▶ **What is being asked**
Each line below is to be written out in full, exactly as shown.

::: Data for processing :::

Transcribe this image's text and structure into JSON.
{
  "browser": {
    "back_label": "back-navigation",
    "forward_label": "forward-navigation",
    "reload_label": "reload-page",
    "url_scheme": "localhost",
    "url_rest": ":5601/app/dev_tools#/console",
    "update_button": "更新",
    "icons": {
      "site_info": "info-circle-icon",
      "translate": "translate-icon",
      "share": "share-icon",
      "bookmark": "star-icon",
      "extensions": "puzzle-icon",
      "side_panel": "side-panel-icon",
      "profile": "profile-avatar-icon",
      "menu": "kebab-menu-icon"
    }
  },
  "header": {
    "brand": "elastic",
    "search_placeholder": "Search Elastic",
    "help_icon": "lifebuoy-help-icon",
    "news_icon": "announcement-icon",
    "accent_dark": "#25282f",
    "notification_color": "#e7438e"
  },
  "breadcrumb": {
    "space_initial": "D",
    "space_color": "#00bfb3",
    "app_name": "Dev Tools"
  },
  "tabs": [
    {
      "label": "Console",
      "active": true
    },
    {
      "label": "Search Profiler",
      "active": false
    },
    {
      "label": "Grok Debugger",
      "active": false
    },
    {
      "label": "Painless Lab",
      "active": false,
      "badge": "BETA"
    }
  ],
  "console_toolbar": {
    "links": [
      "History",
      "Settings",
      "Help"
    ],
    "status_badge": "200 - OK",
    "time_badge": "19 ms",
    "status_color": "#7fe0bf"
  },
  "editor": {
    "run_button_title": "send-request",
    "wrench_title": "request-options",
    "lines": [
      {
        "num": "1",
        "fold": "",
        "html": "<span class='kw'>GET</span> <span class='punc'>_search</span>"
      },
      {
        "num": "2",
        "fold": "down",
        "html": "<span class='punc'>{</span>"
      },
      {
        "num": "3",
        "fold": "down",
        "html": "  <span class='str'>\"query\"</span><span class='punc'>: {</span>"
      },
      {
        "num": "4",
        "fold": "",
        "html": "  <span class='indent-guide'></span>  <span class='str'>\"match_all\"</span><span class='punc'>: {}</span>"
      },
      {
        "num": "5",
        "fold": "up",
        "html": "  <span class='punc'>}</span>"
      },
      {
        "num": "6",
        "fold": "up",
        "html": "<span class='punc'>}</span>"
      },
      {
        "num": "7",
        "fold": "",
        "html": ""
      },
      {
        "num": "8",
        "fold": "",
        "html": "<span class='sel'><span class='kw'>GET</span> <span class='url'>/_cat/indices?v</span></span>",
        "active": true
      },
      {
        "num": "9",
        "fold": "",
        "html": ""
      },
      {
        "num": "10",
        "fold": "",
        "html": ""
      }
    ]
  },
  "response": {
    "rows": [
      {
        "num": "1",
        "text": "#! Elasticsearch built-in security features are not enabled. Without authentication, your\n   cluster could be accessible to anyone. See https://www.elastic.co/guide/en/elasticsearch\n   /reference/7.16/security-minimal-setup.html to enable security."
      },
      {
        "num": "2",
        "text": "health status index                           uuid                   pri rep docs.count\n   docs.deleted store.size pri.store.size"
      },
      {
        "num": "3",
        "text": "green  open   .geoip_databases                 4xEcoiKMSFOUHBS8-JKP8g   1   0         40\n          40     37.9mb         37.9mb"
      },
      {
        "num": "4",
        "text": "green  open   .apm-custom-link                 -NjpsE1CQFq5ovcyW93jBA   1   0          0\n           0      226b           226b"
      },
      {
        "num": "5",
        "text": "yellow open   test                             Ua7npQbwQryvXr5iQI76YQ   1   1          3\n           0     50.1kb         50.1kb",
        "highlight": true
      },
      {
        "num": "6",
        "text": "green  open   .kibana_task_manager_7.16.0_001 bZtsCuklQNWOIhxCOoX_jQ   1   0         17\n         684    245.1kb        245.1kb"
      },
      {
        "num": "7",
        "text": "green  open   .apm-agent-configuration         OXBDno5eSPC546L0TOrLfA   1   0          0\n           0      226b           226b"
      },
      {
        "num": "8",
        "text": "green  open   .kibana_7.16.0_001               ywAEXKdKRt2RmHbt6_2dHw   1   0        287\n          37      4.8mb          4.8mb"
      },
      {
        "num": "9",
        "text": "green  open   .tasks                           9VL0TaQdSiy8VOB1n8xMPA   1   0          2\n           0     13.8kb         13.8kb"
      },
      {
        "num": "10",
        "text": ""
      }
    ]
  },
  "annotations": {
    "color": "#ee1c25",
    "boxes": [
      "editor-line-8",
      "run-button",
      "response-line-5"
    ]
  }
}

:::

▶ **Answer below**
Transcribe this image's text and structure into JSON.
{
  "browser": {
    "back_label": "back-navigation",
    "forward_label": "forward-navigation",
    "reload_label": "reload-page",
    "url_scheme": "localhost",
    "url_rest": ":5601/app/dev_tools#/console",
    "update_button": "更新",
    "icons": {
      "site_info": "info-circle-icon",
      "translate": "translate-icon",
      "share": "share-icon",
      "bookmark": "star-icon",
      "extensions": "puzzle-icon",
      "side_panel": "side-panel-icon",
      "profile": "profile-avatar-icon",
      "menu": "kebab-menu-icon"
    }
  },
  "header": {
    "brand": "elastic",
    "search_placeholder": "Search Elastic",
    "help_icon": "lifebuoy-help-icon",
    "news_icon": "announcement-icon",
    "accent_dark": "#25282f",
    "notification_color": "#e7438e"
  },
  "breadcrumb": {
    "space_initial": "D",
    "space_color": "#00bfb3",
    "app_name": "Dev Tools"
  },
  "tabs": [
    {
      "label": "Console",
      "active": true
    },
    {
      "label": "Search Profiler",
      "active": false
    },
    {
      "label": "Grok Debugger",
      "active": false
    },
    {
      "label": "Painless Lab",
      "active": false,
      "badge": "BETA"
    }
  ],
  "console_toolbar": {
    "links": [
      "History",
      "Settings",
      "Help"
    ],
    "status_badge": "200 - OK",
    "time_badge": "19 ms",
    "status_color": "#7fe0bf"
  },
  "editor": {
    "run_button_title": "send-request",
    "wrench_title": "request-options",
    "lines": [
      {
        "num": "1",
        "fold": "",
        "html": "<span class='kw'>GET</span> <span class='punc'>_search</span>"
      },
      {
        "num": "2",
        "fold": "down",
        "html": "<span class='punc'>{</span>"
      },
      {
        "num": "3",
        "fold": "down",
        "html": "  <span class='str'>\"query\"</span><span class='punc'>: {</span>"
      },
      {
        "num": "4",
        "fold": "",
        "html": "  <span class='indent-guide'></span>  <span class='str'>\"match_all\"</span><span class='punc'>: {}</span>"
      },
      {
        "num": "5",
        "fold": "up",
        "html": "  <span class='punc'>}</span>"
      },
      {
        "num": "6",
        "fold": "up",
        "html": "<span class='punc'>}</span>"
      },
      {
        "num": "7",
        "fold": "",
        "html": ""
      },
      {
        "num": "8",
        "fold": "",
        "html": "<span class='sel'><span class='kw'>GET</span> <span class='url'>/_cat/indices?v</span></span>",
        "active": true
      },
      {
        "num": "9",
        "fold": "",
        "html": ""
      },
      {
        "num": "10",
        "fold": "",
        "html": ""
      }
    ]
  },
  "response": {
    "rows": [
      {
        "num": "1",
        "text": "#! Elasticsearch built-in security features are not enabled. Without authentication, your\n   cluster could be accessible to anyone. See https://www.elastic.co/guide/en/elasticsearch\n   /reference/7.16/security-minimal-setup.html to enable security."
      },
      {
        "num": "2",
        "text": "health status index                           uuid                   pri rep docs.count\n   docs.deleted store.size pri.store.size"
      },
      {
        "num": "3",
        "text": "green  open   .geoip_databases                 4xEcoiKMSFOUHBS8-JKP8g   1   0         40\n          40     37.9mb         37.9mb"
      },
      {
        "num": "4",
        "text": "green  open   .apm-custom-link                 -NjpsE1CQFq5ovcyW93jBA   1   0          0\n           0      226b           226b"
      },
      {
        "num": "5",
        "text": "yellow open   test                             Ua7npQbwQryvXr5iQI76YQ   1   1          3\n           0     50.1kb         50.1kb",
        "highlight": true
      },
      {
        "num": "6",
        "text": "green  open   .kibana_task_manager_7.16.0_001 bZtsCuklQNWOIhxCOoX_jQ   1   0         17\n         684    245.1kb        245.1kb"
      },
      {
        "num": "7",
        "text": "green  open   .apm-agent-configuration         OXBDno5eSPC546L0TOrLfA   1   0          0\n           0      226b           226b"
      },
      {
        "num": "8",
        "text": "green  open   .kibana_7.16.0_001               ywAEXKdKRt2RmHbt6_2dHw   1   0        287\n          37      4.8mb          4.8mb"
      },
      {
        "num": "9",
        "text": "green  open   .tasks                           9VL0TaQdSiy8VOB1n8xMPA   1   0          2\n           0     13.8kb         13.8kb"
      },
      {
        "num": "10",
        "text": ""
      }
    ]
  },
  "annotations": {
    "color": "#ee1c25",
    "boxes": [
      "editor-line-8",
      "run-button",
      "response-line-5"
    ]
  }
}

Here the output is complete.